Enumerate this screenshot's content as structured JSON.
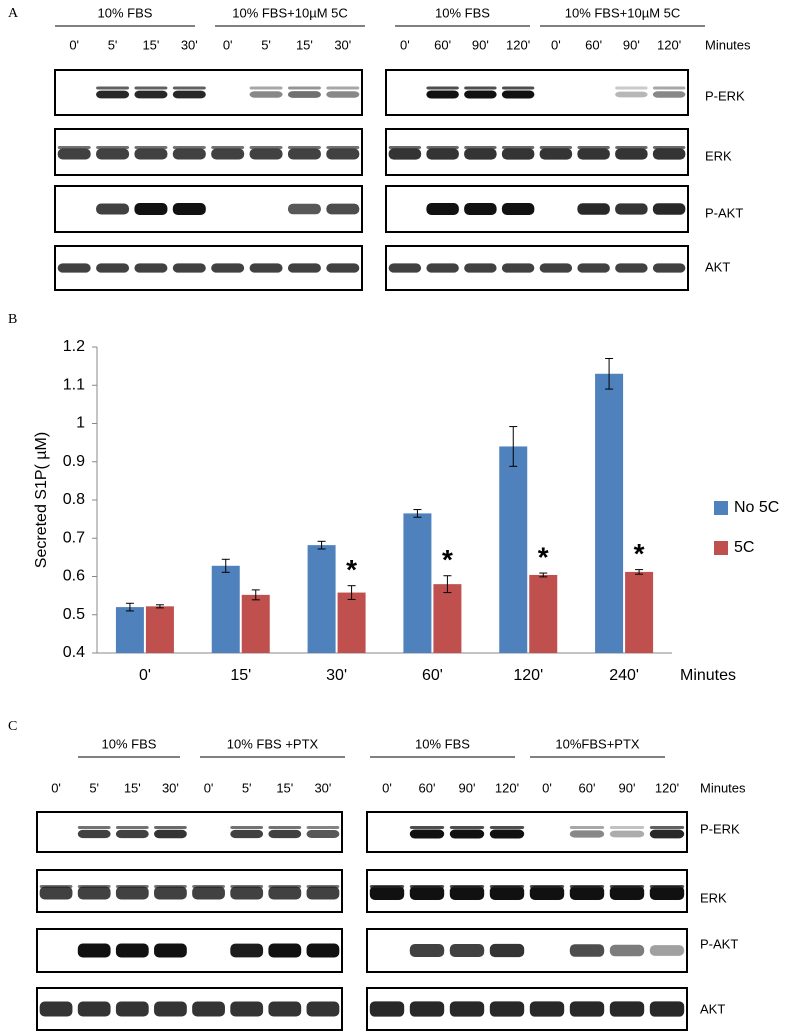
{
  "panel_a": {
    "label": "A",
    "groups": [
      "10% FBS",
      "10% FBS+10µM 5C",
      "10% FBS",
      "10% FBS+10µM 5C"
    ],
    "lanes": [
      [
        "0'",
        "5'",
        "15'",
        "30'",
        "0'",
        "5'",
        "15'",
        "30'"
      ],
      [
        "0'",
        "60'",
        "90'",
        "120'",
        "0'",
        "60'",
        "90'",
        "120'"
      ]
    ],
    "unit": "Minutes",
    "rows": [
      "P-ERK",
      "ERK",
      "P-AKT",
      "AKT"
    ]
  },
  "chart_data": {
    "type": "bar",
    "label": "B",
    "categories": [
      "0'",
      "15'",
      "30'",
      "60'",
      "120'",
      "240'"
    ],
    "x_label": "Minutes",
    "y_label": "Secreted S1P( µM)",
    "ylim": [
      0.4,
      1.2
    ],
    "yticks": [
      0.4,
      0.5,
      0.6,
      0.7,
      0.8,
      0.9,
      1,
      1.1,
      1.2
    ],
    "series": [
      {
        "name": "No 5C",
        "color": "#4f81bd",
        "values": [
          0.52,
          0.628,
          0.682,
          0.765,
          0.94,
          1.13
        ],
        "errors": [
          0.01,
          0.017,
          0.01,
          0.01,
          0.052,
          0.04
        ]
      },
      {
        "name": "5C",
        "color": "#c0504d",
        "values": [
          0.522,
          0.552,
          0.558,
          0.58,
          0.604,
          0.612
        ],
        "errors": [
          0.004,
          0.013,
          0.018,
          0.022,
          0.005,
          0.006
        ],
        "markers": [
          null,
          null,
          "*",
          "*",
          "*",
          "*"
        ]
      }
    ]
  },
  "panel_c": {
    "label": "C",
    "groups": [
      "10% FBS",
      "10% FBS +PTX",
      "10% FBS",
      "10%FBS+PTX"
    ],
    "lanes": [
      [
        "0'",
        "5'",
        "15'",
        "30'",
        "0'",
        "5'",
        "15'",
        "30'"
      ],
      [
        "0'",
        "60'",
        "90'",
        "120'",
        "0'",
        "60'",
        "90'",
        "120'"
      ]
    ],
    "unit": "Minutes",
    "rows": [
      "P-ERK",
      "ERK",
      "P-AKT",
      "AKT"
    ]
  }
}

**What you are asked to do:**
Any pictures should be dropped; transcribe the rest of the records above exactly.

**Expected answer:**
Enumerate this screenshot's content as structured JSON.
{
  "panel_a": {
    "label": "A",
    "groups": [
      "10% FBS",
      "10% FBS+10µM 5C",
      "10% FBS",
      "10% FBS+10µM 5C"
    ],
    "lanes": [
      [
        "0'",
        "5'",
        "15'",
        "30'",
        "0'",
        "5'",
        "15'",
        "30'"
      ],
      [
        "0'",
        "60'",
        "90'",
        "120'",
        "0'",
        "60'",
        "90'",
        "120'"
      ]
    ],
    "unit": "Minutes",
    "rows": [
      "P-ERK",
      "ERK",
      "P-AKT",
      "AKT"
    ]
  },
  "chart_data": {
    "type": "bar",
    "label": "B",
    "categories": [
      "0'",
      "15'",
      "30'",
      "60'",
      "120'",
      "240'"
    ],
    "x_label": "Minutes",
    "y_label": "Secreted S1P( µM)",
    "ylim": [
      0.4,
      1.2
    ],
    "yticks": [
      0.4,
      0.5,
      0.6,
      0.7,
      0.8,
      0.9,
      1,
      1.1,
      1.2
    ],
    "series": [
      {
        "name": "No 5C",
        "color": "#4f81bd",
        "values": [
          0.52,
          0.628,
          0.682,
          0.765,
          0.94,
          1.13
        ],
        "errors": [
          0.01,
          0.017,
          0.01,
          0.01,
          0.052,
          0.04
        ]
      },
      {
        "name": "5C",
        "color": "#c0504d",
        "values": [
          0.522,
          0.552,
          0.558,
          0.58,
          0.604,
          0.612
        ],
        "errors": [
          0.004,
          0.013,
          0.018,
          0.022,
          0.005,
          0.006
        ],
        "markers": [
          null,
          null,
          "*",
          "*",
          "*",
          "*"
        ]
      }
    ]
  },
  "panel_c": {
    "label": "C",
    "groups": [
      "10% FBS",
      "10% FBS +PTX",
      "10% FBS",
      "10%FBS+PTX"
    ],
    "lanes": [
      [
        "0'",
        "5'",
        "15'",
        "30'",
        "0'",
        "5'",
        "15'",
        "30'"
      ],
      [
        "0'",
        "60'",
        "90'",
        "120'",
        "0'",
        "60'",
        "90'",
        "120'"
      ]
    ],
    "unit": "Minutes",
    "rows": [
      "P-ERK",
      "ERK",
      "P-AKT",
      "AKT"
    ]
  }
}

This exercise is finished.